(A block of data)
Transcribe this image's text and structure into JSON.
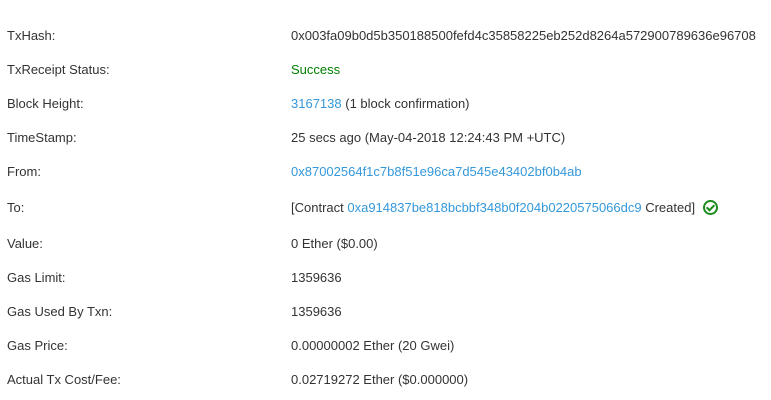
{
  "rows": {
    "txhash": {
      "label": "TxHash:",
      "value": "0x003fa09b0d5b350188500fefd4c35858225eb252d8264a572900789636e96708"
    },
    "status": {
      "label": "TxReceipt Status:",
      "value": "Success"
    },
    "block": {
      "label": "Block Height:",
      "link": "3167138",
      "suffix": " (1 block confirmation)"
    },
    "timestamp": {
      "label": "TimeStamp:",
      "value": "25 secs ago (May-04-2018 12:24:43 PM +UTC)"
    },
    "from": {
      "label": "From:",
      "link": "0x87002564f1c7b8f51e96ca7d545e43402bf0b4ab"
    },
    "to": {
      "label": "To:",
      "prefix": "[Contract ",
      "link": "0xa914837be818bcbbf348b0f204b0220575066dc9",
      "suffix": " Created]",
      "icon": "check-circle-icon"
    },
    "value": {
      "label": "Value:",
      "value": "0 Ether ($0.00)"
    },
    "gas_limit": {
      "label": "Gas Limit:",
      "value": "1359636"
    },
    "gas_used": {
      "label": "Gas Used By Txn:",
      "value": "1359636"
    },
    "gas_price": {
      "label": "Gas Price:",
      "value": "0.00000002 Ether (20 Gwei)"
    },
    "fee": {
      "label": "Actual Tx Cost/Fee:",
      "value": "0.02719272 Ether ($0.000000)"
    }
  },
  "colors": {
    "link": "#3498db",
    "success": "#008000"
  }
}
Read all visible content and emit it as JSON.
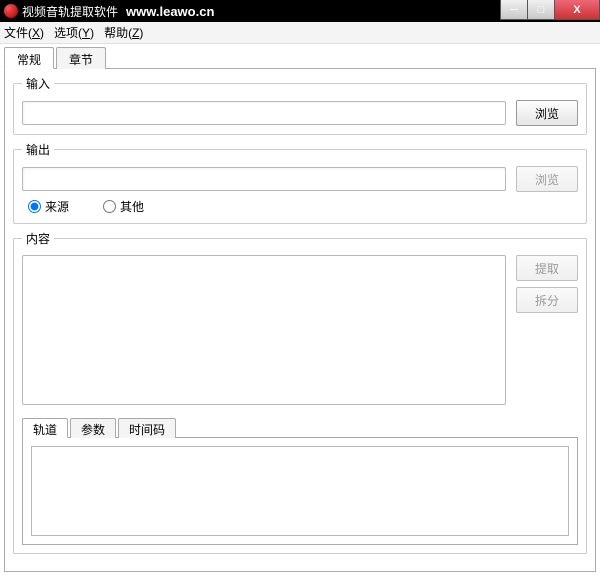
{
  "titlebar": {
    "app_title": "视频音轨提取软件",
    "url": "www.leawo.cn"
  },
  "menu": {
    "file": {
      "label": "文件",
      "mnemonic": "X"
    },
    "options": {
      "label": "选项",
      "mnemonic": "Y"
    },
    "help": {
      "label": "帮助",
      "mnemonic": "Z"
    }
  },
  "tabs": {
    "general": "常规",
    "chapters": "章节"
  },
  "input_group": {
    "legend": "输入",
    "value": "",
    "browse": "浏览"
  },
  "output_group": {
    "legend": "输出",
    "value": "",
    "browse": "浏览",
    "radio_source": "来源",
    "radio_other": "其他"
  },
  "content_group": {
    "legend": "内容",
    "extract": "提取",
    "split": "拆分"
  },
  "inner_tabs": {
    "tracks": "轨道",
    "params": "参数",
    "timecode": "时间码"
  },
  "win_controls": {
    "minimize": "─",
    "maximize": "□",
    "close": "X"
  }
}
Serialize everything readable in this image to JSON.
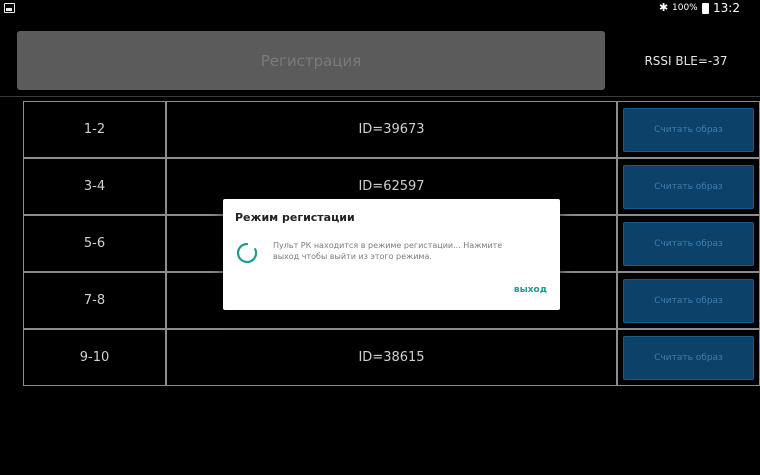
{
  "status_bar": {
    "icons": [
      "gallery-icon",
      "bluetooth-icon",
      "battery-icon"
    ],
    "battery_percent": "100%",
    "time": "13:2"
  },
  "header": {
    "register_label": "Регистрация",
    "rssi_label": "RSSI BLE=-37"
  },
  "rows": [
    {
      "num": "1-2",
      "id": "ID=39673",
      "button": "Считать образ"
    },
    {
      "num": "3-4",
      "id": "ID=62597",
      "button": "Считать образ"
    },
    {
      "num": "5-6",
      "id": "",
      "button": "Считать образ"
    },
    {
      "num": "7-8",
      "id": "",
      "button": "Считать образ"
    },
    {
      "num": "9-10",
      "id": "ID=38615",
      "button": "Считать образ"
    }
  ],
  "dialog": {
    "title": "Режим регистации",
    "message_line1": "Пульт РК находится в режиме регистации... Нажмите",
    "message_line2": "выход чтобы выйти из этого режима.",
    "exit_label": "выход",
    "accent_color": "#1f9c8e"
  },
  "colors": {
    "background": "#000000",
    "button_blue": "#0c4169",
    "header_button": "#5b5b5b"
  }
}
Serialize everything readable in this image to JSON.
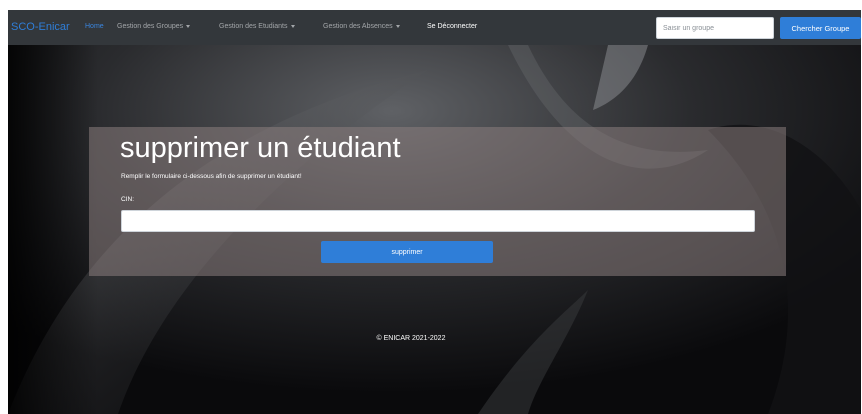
{
  "navbar": {
    "brand": "SCO-Enicar",
    "links": [
      {
        "label": "Home",
        "active": true
      },
      {
        "label": "Gestion des Groupes",
        "dropdown": true
      },
      {
        "label": "Gestion des Etudiants",
        "dropdown": true
      },
      {
        "label": "Gestion des Absences",
        "dropdown": true
      },
      {
        "label": "Se Déconnecter"
      }
    ],
    "search": {
      "placeholder": "Saisir un groupe",
      "value": "",
      "button_label": "Chercher Groupe"
    }
  },
  "form": {
    "title": "supprimer un étudiant",
    "subtitle": "Remplir le formulaire ci-dessous afin de supprimer un étudiant!",
    "cin_label": "CIN:",
    "cin_value": "",
    "submit_label": "supprimer"
  },
  "footer": {
    "text": "© ENICAR 2021-2022"
  },
  "colors": {
    "navbar_bg": "#33373b",
    "brand": "#2f7ed8",
    "primary_button": "#2f7ed8",
    "panel_bg": "#8a7e7e"
  }
}
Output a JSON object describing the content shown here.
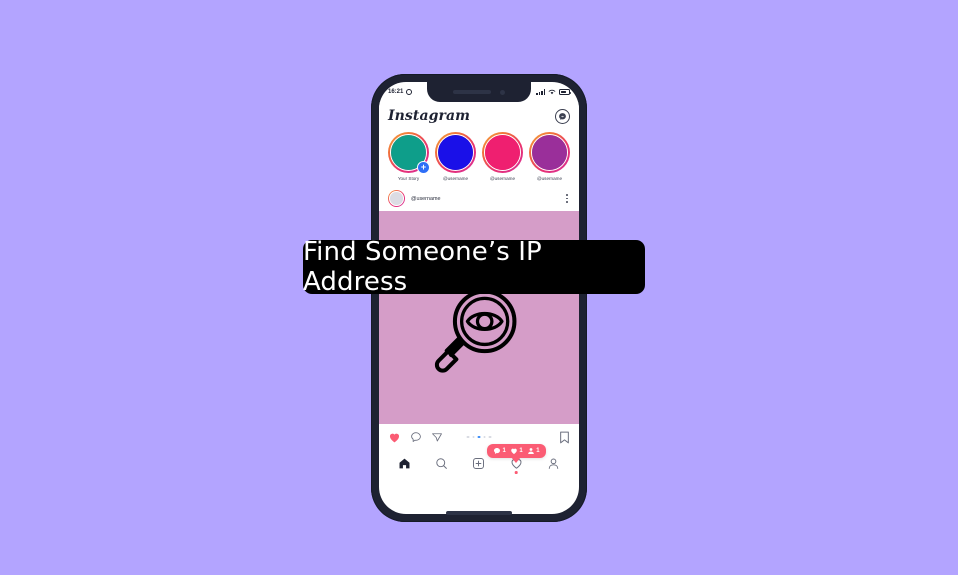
{
  "banner": {
    "title": "Find Someone’s IP Address"
  },
  "colors": {
    "page_background": "#b3a4ff",
    "phone_frame": "#1e2232",
    "post_background": "#d59dc8",
    "banner_background": "#000000",
    "banner_text": "#ffffff",
    "accent_pink": "#fb5c74",
    "badge_blue": "#2e6ef7"
  },
  "phone": {
    "statusbar": {
      "time": "16:21",
      "alarm_icon": "alarm-clock-icon",
      "signal_icon": "cellular-signal-icon",
      "wifi_icon": "wifi-icon",
      "battery_icon": "battery-icon"
    },
    "home_indicator": "home-indicator-bar"
  },
  "app": {
    "logo_text": "Instagram",
    "messenger_icon": "messenger-icon",
    "stories": [
      {
        "label": "Your Story",
        "color": "#0e9e8a",
        "has_add_badge": true,
        "add_badge": "+"
      },
      {
        "label": "@username",
        "color": "#1a10e8",
        "has_add_badge": false
      },
      {
        "label": "@username",
        "color": "#ef1f70",
        "has_add_badge": false
      },
      {
        "label": "@username",
        "color": "#9a2f9a",
        "has_add_badge": false
      }
    ],
    "post": {
      "username": "@username",
      "avatar_icon": "user-avatar",
      "more_options_icon": "more-options-icon",
      "media_icon": "magnifier-eye-icon",
      "actions": {
        "like_icon": "heart-filled-icon",
        "comment_icon": "comment-bubble-icon",
        "share_icon": "share-paper-plane-icon",
        "save_icon": "bookmark-icon",
        "page_dots": 5,
        "active_dot_index": 2
      },
      "counts_tooltip": [
        {
          "icon": "comment-count-icon",
          "value": "1"
        },
        {
          "icon": "heart-count-icon",
          "value": "1"
        },
        {
          "icon": "follower-count-icon",
          "value": "1"
        }
      ]
    },
    "bottom_nav": [
      {
        "name": "home",
        "icon": "home-icon",
        "active": true,
        "has_dot": false
      },
      {
        "name": "search",
        "icon": "search-icon",
        "active": false,
        "has_dot": false
      },
      {
        "name": "add-post",
        "icon": "add-post-icon",
        "active": false,
        "has_dot": false
      },
      {
        "name": "activity",
        "icon": "heart-outline-icon",
        "active": false,
        "has_dot": true
      },
      {
        "name": "profile",
        "icon": "profile-icon",
        "active": false,
        "has_dot": false
      }
    ]
  }
}
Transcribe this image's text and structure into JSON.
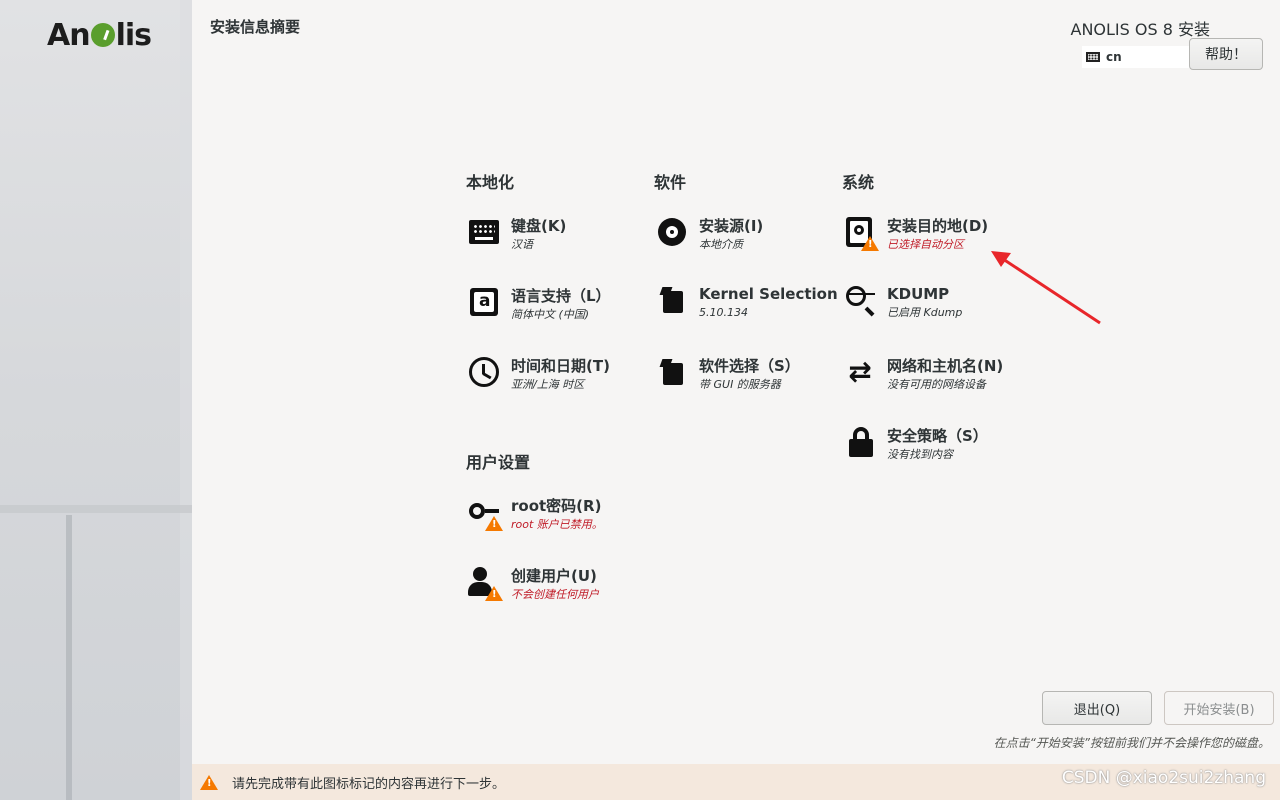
{
  "sidebar": {
    "logo_text": "Anolis",
    "accent_color": "#5a9e2d"
  },
  "header": {
    "page_title": "安装信息摘要",
    "product_title": "ANOLIS OS 8 安装",
    "keyboard_layout": "cn",
    "help_label": "帮助！"
  },
  "sections": {
    "localization": {
      "heading": "本地化",
      "items": [
        {
          "title": "键盘(K)",
          "status": "汉语",
          "icon": "keyboard-icon"
        },
        {
          "title": "语言支持（L）",
          "status": "简体中文 (中国)",
          "icon": "language-icon"
        },
        {
          "title": "时间和日期(T)",
          "status": "亚洲/上海 时区",
          "icon": "clock-icon"
        }
      ]
    },
    "software": {
      "heading": "软件",
      "items": [
        {
          "title": "安装源(I)",
          "status": "本地介质",
          "icon": "disc-icon"
        },
        {
          "title": "Kernel Selection",
          "status": "5.10.134",
          "icon": "package-icon"
        },
        {
          "title": "软件选择（S）",
          "status": "带 GUI 的服务器",
          "icon": "package-icon"
        }
      ]
    },
    "system": {
      "heading": "系统",
      "items": [
        {
          "title": "安装目的地(D)",
          "status": "已选择自动分区",
          "icon": "drive-icon",
          "warning": true
        },
        {
          "title": "KDUMP",
          "status": "已启用 Kdump",
          "icon": "kdump-search-icon"
        },
        {
          "title": "网络和主机名(N)",
          "status": "没有可用的网络设备",
          "icon": "network-arrows-icon"
        },
        {
          "title": "安全策略（S）",
          "status": "没有找到内容",
          "icon": "lock-icon"
        }
      ]
    },
    "user": {
      "heading": "用户设置",
      "items": [
        {
          "title": "root密码(R)",
          "status": "root 账户已禁用。",
          "icon": "key-icon",
          "warning": true
        },
        {
          "title": "创建用户(U)",
          "status": "不会创建任何用户",
          "icon": "user-icon",
          "warning": true
        }
      ]
    }
  },
  "footer": {
    "quit_label": "退出(Q)",
    "begin_label": "开始安装(B)",
    "note": "在点击“开始安装”按钮前我们并不会操作您的磁盘。",
    "warning_text": "请先完成带有此图标标记的内容再进行下一步。",
    "watermark": "CSDN @xiao2sui2zhang"
  },
  "colors": {
    "warning_orange": "#f57900",
    "warning_red": "#c01c28",
    "annotation_arrow": "#e8262a"
  }
}
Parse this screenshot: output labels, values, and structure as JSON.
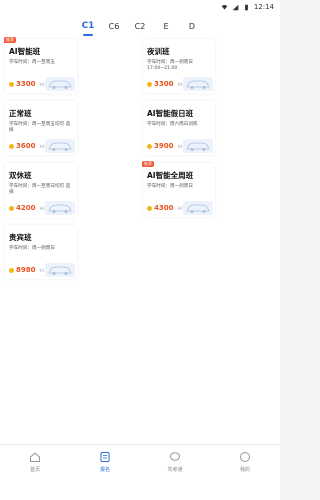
{
  "status_bar": {
    "time": "12:14"
  },
  "tabs": [
    {
      "label": "C1",
      "active": true
    },
    {
      "label": "C6",
      "active": false
    },
    {
      "label": "C2",
      "active": false
    },
    {
      "label": "E",
      "active": false
    },
    {
      "label": "D",
      "active": false
    }
  ],
  "cards": [
    {
      "title": "AI智能班",
      "time_label": "学车时间：",
      "time_value": "周一至周五",
      "price": "3300",
      "orig_price": "¥4800",
      "hot": true,
      "hot_label": "推荐"
    },
    {
      "title": "夜训班",
      "time_label": "学车时间：",
      "time_value": "周一到周日 17:00~21:00",
      "price": "3300",
      "orig_price": "¥4800",
      "hot": false,
      "hot_label": ""
    },
    {
      "title": "正常班",
      "time_label": "学车时间：",
      "time_value": "周一至周五均可 选择",
      "price": "3600",
      "orig_price": "¥4800",
      "hot": false,
      "hot_label": ""
    },
    {
      "title": "AI智能假日班",
      "time_label": "学车时间：",
      "time_value": "周六周日训练",
      "price": "3900",
      "orig_price": "¥4800",
      "hot": false,
      "hot_label": ""
    },
    {
      "title": "双休班",
      "time_label": "学车时间：",
      "time_value": "周一至周日均可 选择",
      "price": "4200",
      "orig_price": "¥4800",
      "hot": false,
      "hot_label": ""
    },
    {
      "title": "AI智能全周班",
      "time_label": "学车时间：",
      "time_value": "周一到周日",
      "price": "4300",
      "orig_price": "¥4800",
      "hot": true,
      "hot_label": "推荐"
    },
    {
      "title": "贵宾班",
      "time_label": "学车时间：",
      "time_value": "周一到周日",
      "price": "8980",
      "orig_price": "¥15800",
      "hot": false,
      "hot_label": ""
    }
  ],
  "bottom_nav": [
    {
      "label": "首页",
      "icon": "home-icon",
      "active": false
    },
    {
      "label": "报名",
      "icon": "signup-icon",
      "active": true
    },
    {
      "label": "驾考通",
      "icon": "chat-icon",
      "active": false
    },
    {
      "label": "我的",
      "icon": "profile-icon",
      "active": false
    }
  ],
  "colors": {
    "accent": "#2a6ee0",
    "price": "#e9531f",
    "coin": "#f5b716",
    "hot": "#f35a3a"
  }
}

Description of the task => Copy each line in the data that holds the word "Ether".

Solution =>
      "value": "0 Ether ($0.00)"
      "value": "0.00000002 Ether (20 Gwei)"
      "value": "0.02719272 Ether ($0.000000)"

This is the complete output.